:: DIRECTION ::
Make a verbatim copy of the entries below; pictures stay out.

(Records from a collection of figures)
● ● ● ●
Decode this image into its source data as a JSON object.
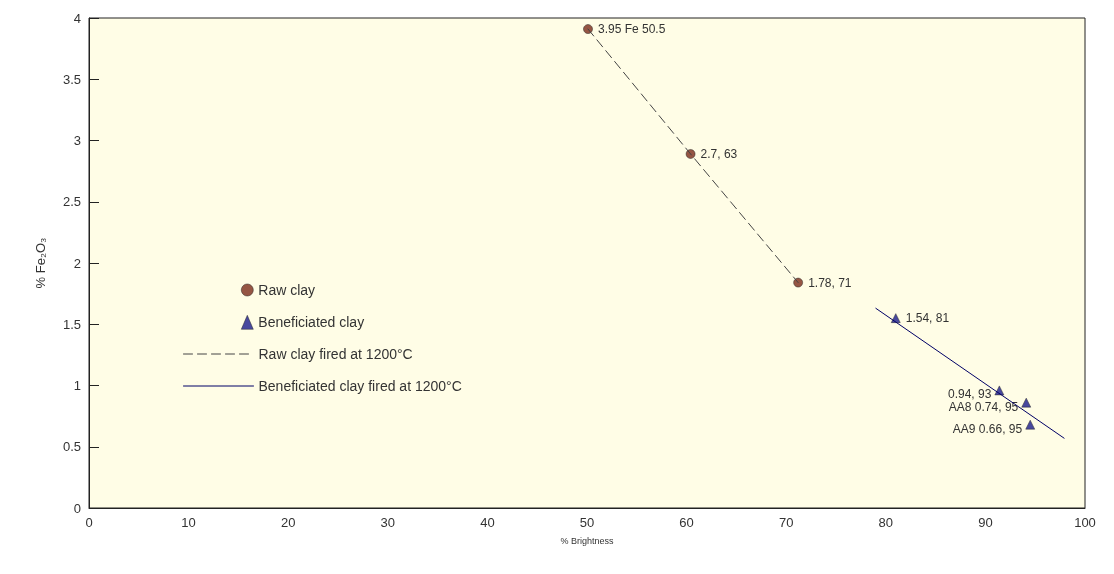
{
  "chart_data": {
    "type": "scatter",
    "xlabel": "% Brightness",
    "ylabel": "% Fe₂O₃",
    "xlim": [
      0,
      100
    ],
    "xticks": [
      0,
      10,
      20,
      30,
      40,
      50,
      60,
      70,
      80,
      90,
      100
    ],
    "ylim": [
      0,
      4
    ],
    "yticks": [
      0,
      0.5,
      1,
      1.5,
      2,
      2.5,
      3,
      3.5,
      4
    ],
    "grid": false,
    "legend": "left",
    "series": [
      {
        "name": "Raw clay",
        "marker": "circle",
        "color": "#7a2a1a",
        "x": [
          50.1,
          60.4,
          71.2
        ],
        "values": [
          3.91,
          2.89,
          1.84
        ]
      },
      {
        "name": "Beneficiated clay",
        "marker": "triangle",
        "color": "#1a1a8c",
        "x": [
          81.0,
          91.4,
          94.1,
          94.5
        ],
        "values": [
          1.55,
          0.96,
          0.86,
          0.68
        ]
      },
      {
        "name": "Raw clay fired at 1200°C",
        "type": "line",
        "marker": "none",
        "line_style": "dashed",
        "color": "#444444",
        "x": [
          50.1,
          60.4,
          71.2
        ],
        "values": [
          3.91,
          2.89,
          1.84
        ]
      },
      {
        "name": "Beneficiated clay fired at 1200°C",
        "type": "line",
        "marker": "none",
        "line_style": "solid",
        "color": "#000066",
        "x": [
          79.0,
          97.9
        ],
        "values": [
          1.63,
          0.57
        ]
      }
    ],
    "annotations": [
      {
        "text": "3.95 Fe 50.5",
        "x": 50.1,
        "y": 3.91
      },
      {
        "text": "2.7, 63",
        "x": 60.4,
        "y": 2.89
      },
      {
        "text": "1.78, 71",
        "x": 71.2,
        "y": 1.84
      },
      {
        "text": "1.54, 81",
        "x": 81.0,
        "y": 1.55
      },
      {
        "text": "0.94, 93",
        "x": 91.4,
        "y": 0.96
      },
      {
        "text": "AA8 0.74, 95",
        "x": 94.1,
        "y": 0.86
      },
      {
        "text": "AA9 0.66, 95",
        "x": 94.5,
        "y": 0.68
      }
    ]
  }
}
● ● ● ●
:: SOLVED EXERCISE ::
Decode this image into its source data as a JSON object.
{
  "chart_data": {
    "type": "scatter",
    "xlabel": "% Brightness",
    "ylabel": "% Fe₂O₃",
    "xlim": [
      0,
      100
    ],
    "xticks": [
      0,
      10,
      20,
      30,
      40,
      50,
      60,
      70,
      80,
      90,
      100
    ],
    "ylim": [
      0,
      4
    ],
    "yticks": [
      0,
      0.5,
      1,
      1.5,
      2,
      2.5,
      3,
      3.5,
      4
    ],
    "grid": false,
    "legend": "left",
    "series": [
      {
        "name": "Raw clay",
        "marker": "circle",
        "color": "#7a2a1a",
        "x": [
          50.1,
          60.4,
          71.2
        ],
        "values": [
          3.91,
          2.89,
          1.84
        ]
      },
      {
        "name": "Beneficiated clay",
        "marker": "triangle",
        "color": "#1a1a8c",
        "x": [
          81.0,
          91.4,
          94.1,
          94.5
        ],
        "values": [
          1.55,
          0.96,
          0.86,
          0.68
        ]
      },
      {
        "name": "Raw clay fired at 1200°C",
        "type": "line",
        "marker": "none",
        "line_style": "dashed",
        "color": "#444444",
        "x": [
          50.1,
          60.4,
          71.2
        ],
        "values": [
          3.91,
          2.89,
          1.84
        ]
      },
      {
        "name": "Beneficiated clay fired at 1200°C",
        "type": "line",
        "marker": "none",
        "line_style": "solid",
        "color": "#000066",
        "x": [
          79.0,
          97.9
        ],
        "values": [
          1.63,
          0.57
        ]
      }
    ],
    "annotations": [
      {
        "text": "3.95 Fe 50.5",
        "x": 50.1,
        "y": 3.91
      },
      {
        "text": "2.7, 63",
        "x": 60.4,
        "y": 2.89
      },
      {
        "text": "1.78, 71",
        "x": 71.2,
        "y": 1.84
      },
      {
        "text": "1.54, 81",
        "x": 81.0,
        "y": 1.55
      },
      {
        "text": "0.94, 93",
        "x": 91.4,
        "y": 0.96
      },
      {
        "text": "AA8 0.74, 95",
        "x": 94.1,
        "y": 0.86
      },
      {
        "text": "AA9 0.66, 95",
        "x": 94.5,
        "y": 0.68
      }
    ]
  }
}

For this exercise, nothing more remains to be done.